Copy every line of the listing that holds the string "VITO".

Data entries:
******************************

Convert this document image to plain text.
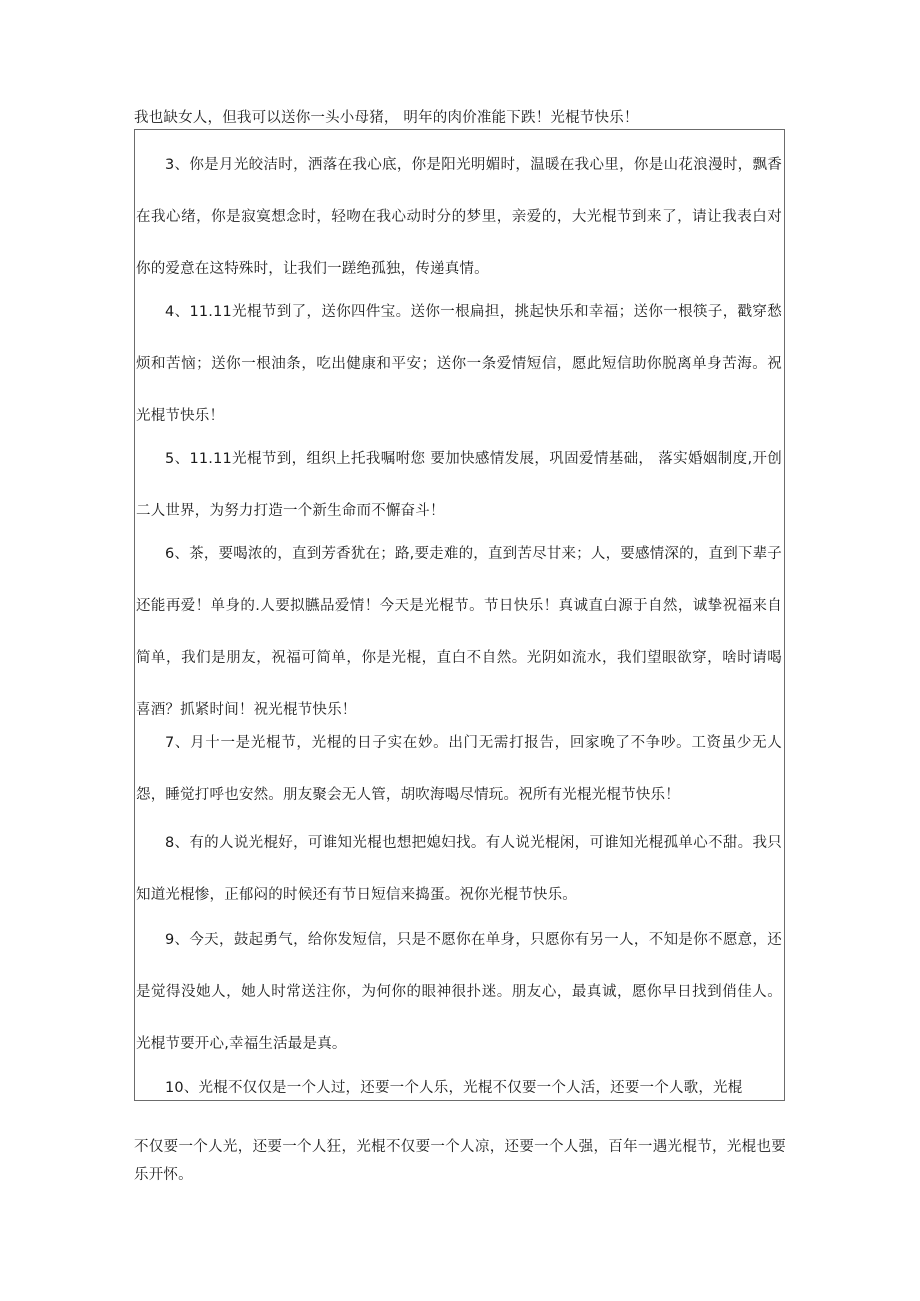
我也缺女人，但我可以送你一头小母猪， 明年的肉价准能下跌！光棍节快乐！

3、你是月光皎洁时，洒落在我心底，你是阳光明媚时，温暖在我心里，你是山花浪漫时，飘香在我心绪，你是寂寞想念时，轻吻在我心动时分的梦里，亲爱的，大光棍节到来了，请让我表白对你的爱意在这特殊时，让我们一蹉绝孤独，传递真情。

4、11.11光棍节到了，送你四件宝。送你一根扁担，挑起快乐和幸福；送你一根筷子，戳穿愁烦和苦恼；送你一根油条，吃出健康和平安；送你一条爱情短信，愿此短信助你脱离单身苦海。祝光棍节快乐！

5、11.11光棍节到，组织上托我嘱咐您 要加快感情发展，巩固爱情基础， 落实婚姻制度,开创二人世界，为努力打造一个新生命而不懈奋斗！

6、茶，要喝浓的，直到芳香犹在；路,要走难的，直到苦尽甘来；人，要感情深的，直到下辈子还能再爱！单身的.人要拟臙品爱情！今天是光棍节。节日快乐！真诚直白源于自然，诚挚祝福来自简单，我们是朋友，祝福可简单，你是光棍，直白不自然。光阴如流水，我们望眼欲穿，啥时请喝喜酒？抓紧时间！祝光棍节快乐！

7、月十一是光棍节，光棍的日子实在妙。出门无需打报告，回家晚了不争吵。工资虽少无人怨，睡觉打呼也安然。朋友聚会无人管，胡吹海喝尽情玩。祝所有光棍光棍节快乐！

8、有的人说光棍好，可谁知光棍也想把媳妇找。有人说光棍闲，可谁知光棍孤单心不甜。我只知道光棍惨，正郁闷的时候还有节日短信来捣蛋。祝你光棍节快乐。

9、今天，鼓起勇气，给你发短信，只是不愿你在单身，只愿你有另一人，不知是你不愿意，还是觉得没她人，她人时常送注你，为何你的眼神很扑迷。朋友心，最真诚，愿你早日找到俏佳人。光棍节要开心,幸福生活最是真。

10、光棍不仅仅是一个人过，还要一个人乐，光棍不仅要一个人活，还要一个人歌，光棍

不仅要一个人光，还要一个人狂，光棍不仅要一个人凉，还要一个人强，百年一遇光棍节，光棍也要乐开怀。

******************************

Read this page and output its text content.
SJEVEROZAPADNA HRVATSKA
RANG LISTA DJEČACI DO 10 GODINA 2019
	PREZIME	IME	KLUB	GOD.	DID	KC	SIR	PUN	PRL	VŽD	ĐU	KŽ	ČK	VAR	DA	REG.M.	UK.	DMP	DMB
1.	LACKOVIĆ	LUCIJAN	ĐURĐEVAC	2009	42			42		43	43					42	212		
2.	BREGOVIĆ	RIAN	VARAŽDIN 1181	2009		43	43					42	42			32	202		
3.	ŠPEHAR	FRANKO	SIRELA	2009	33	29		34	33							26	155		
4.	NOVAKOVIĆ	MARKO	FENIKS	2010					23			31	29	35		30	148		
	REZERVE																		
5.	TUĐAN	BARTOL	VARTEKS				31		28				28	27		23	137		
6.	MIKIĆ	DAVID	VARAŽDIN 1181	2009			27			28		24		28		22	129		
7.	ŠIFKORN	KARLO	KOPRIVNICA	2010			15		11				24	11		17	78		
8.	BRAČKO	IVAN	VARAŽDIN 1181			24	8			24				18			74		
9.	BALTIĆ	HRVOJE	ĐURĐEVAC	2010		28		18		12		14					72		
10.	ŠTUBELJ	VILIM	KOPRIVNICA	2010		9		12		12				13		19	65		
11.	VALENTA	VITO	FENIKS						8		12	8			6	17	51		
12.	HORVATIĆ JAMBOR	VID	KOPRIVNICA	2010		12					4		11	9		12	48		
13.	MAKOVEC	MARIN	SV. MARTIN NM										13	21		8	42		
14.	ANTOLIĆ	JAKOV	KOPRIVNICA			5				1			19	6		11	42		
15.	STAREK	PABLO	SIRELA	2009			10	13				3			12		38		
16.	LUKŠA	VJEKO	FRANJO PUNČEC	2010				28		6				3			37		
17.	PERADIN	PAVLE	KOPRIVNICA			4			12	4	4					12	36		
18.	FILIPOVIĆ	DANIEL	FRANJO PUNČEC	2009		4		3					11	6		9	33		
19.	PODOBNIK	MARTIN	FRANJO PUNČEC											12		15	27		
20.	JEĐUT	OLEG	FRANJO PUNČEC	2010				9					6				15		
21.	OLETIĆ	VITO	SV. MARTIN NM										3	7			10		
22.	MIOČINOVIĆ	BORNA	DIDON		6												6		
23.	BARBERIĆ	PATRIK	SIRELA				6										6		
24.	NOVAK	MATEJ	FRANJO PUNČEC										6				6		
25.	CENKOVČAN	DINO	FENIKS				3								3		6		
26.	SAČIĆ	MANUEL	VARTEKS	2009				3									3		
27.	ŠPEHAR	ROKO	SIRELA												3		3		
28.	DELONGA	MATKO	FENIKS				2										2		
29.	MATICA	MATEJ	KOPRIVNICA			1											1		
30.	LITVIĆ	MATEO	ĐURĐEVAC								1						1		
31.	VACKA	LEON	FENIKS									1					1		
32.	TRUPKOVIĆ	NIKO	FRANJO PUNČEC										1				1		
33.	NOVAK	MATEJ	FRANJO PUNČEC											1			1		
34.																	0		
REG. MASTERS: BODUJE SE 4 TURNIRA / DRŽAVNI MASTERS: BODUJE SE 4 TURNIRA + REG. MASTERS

******************************

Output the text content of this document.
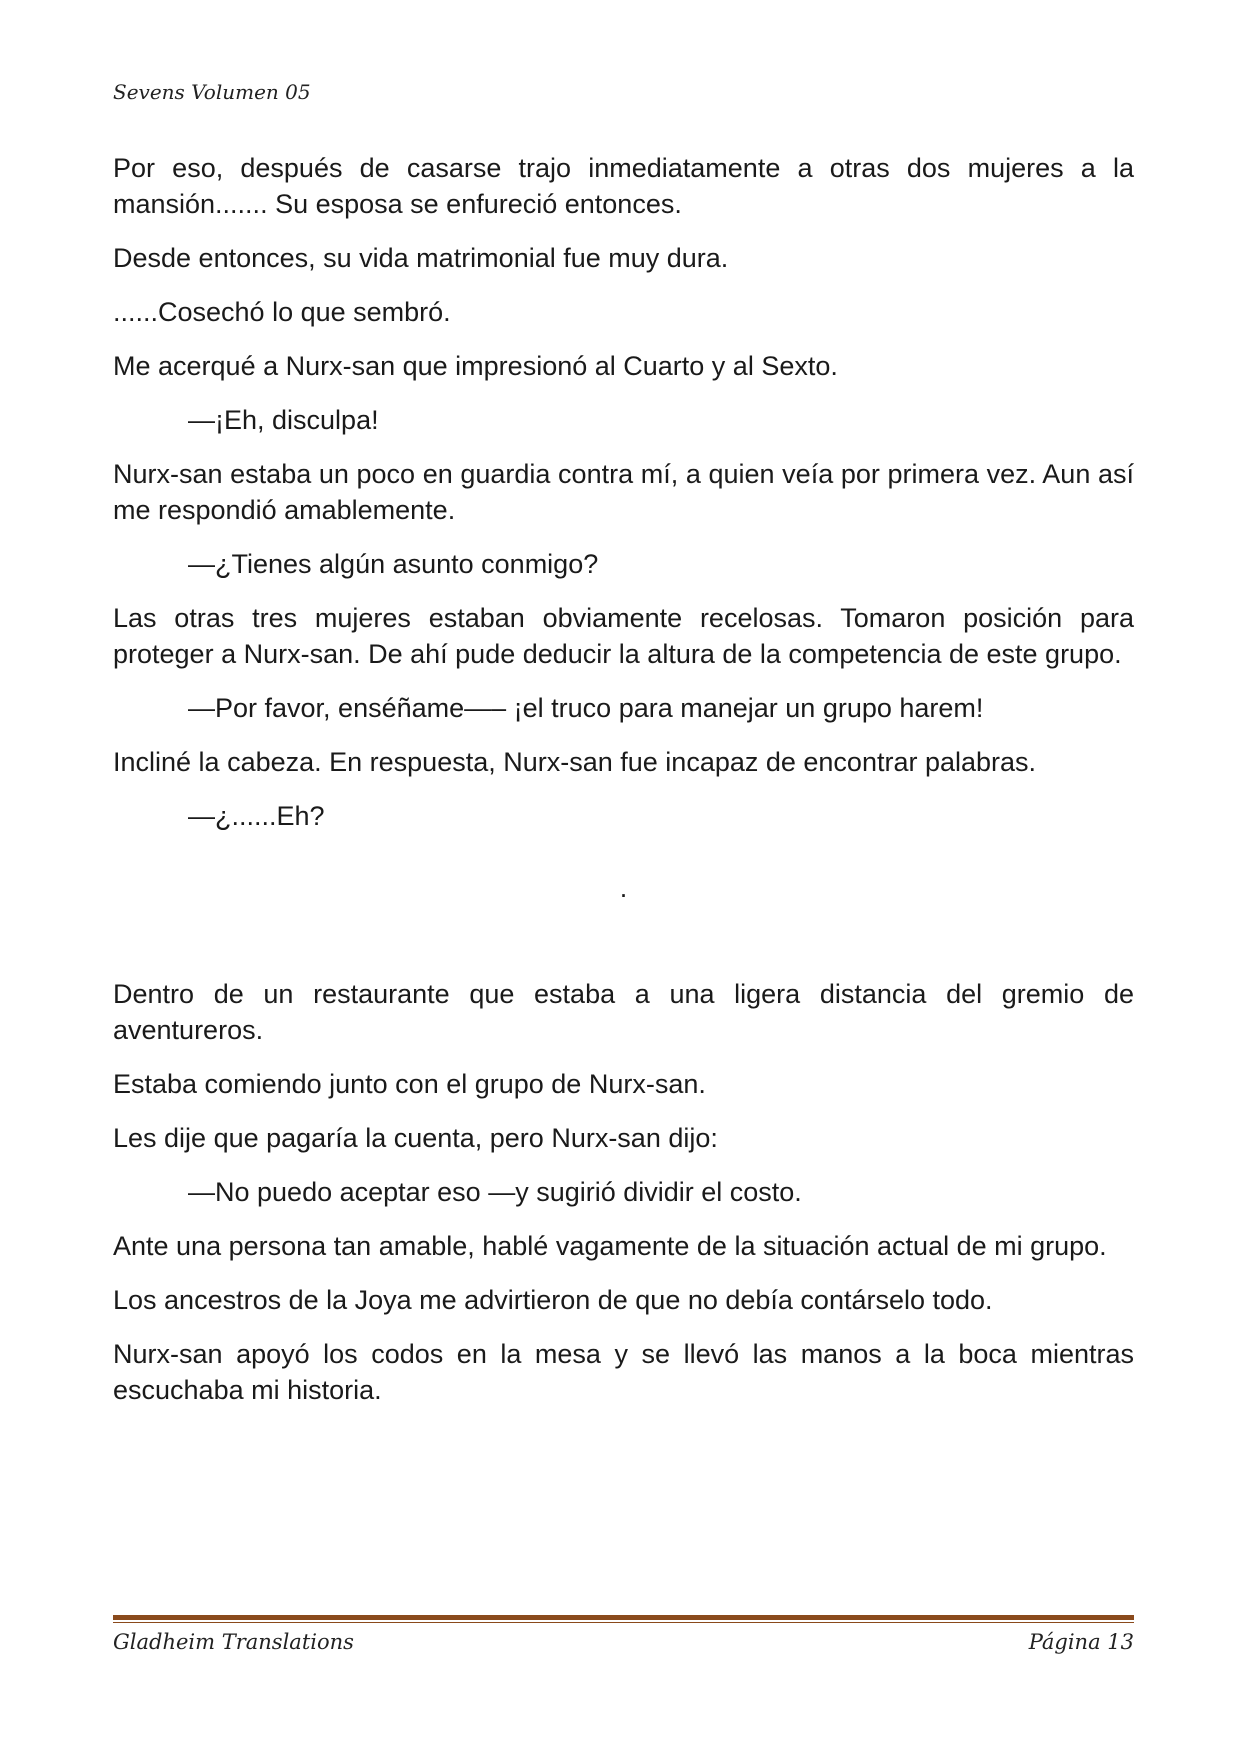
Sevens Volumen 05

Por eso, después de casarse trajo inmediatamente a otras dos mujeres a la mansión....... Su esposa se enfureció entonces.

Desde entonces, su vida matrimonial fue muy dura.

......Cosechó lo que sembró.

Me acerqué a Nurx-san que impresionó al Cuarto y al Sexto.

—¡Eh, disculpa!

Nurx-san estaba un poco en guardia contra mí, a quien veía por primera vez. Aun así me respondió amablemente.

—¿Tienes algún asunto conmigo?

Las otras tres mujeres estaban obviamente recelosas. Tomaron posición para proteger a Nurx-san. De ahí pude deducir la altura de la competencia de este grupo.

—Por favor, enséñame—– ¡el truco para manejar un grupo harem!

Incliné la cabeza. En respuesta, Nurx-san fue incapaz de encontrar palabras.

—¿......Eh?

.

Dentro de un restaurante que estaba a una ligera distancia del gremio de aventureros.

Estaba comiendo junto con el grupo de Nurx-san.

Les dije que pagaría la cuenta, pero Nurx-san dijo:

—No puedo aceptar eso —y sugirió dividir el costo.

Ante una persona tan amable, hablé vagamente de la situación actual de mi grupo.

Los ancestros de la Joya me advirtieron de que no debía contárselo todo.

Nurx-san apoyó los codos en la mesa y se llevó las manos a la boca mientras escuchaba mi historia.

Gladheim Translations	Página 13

******************************

OUTPUT:
11.	VALENTA	VITO	FENIKS						8		12	8			6	17	51		
21.	OLETIĆ	VITO	SV. MARTIN NM										3	7			10		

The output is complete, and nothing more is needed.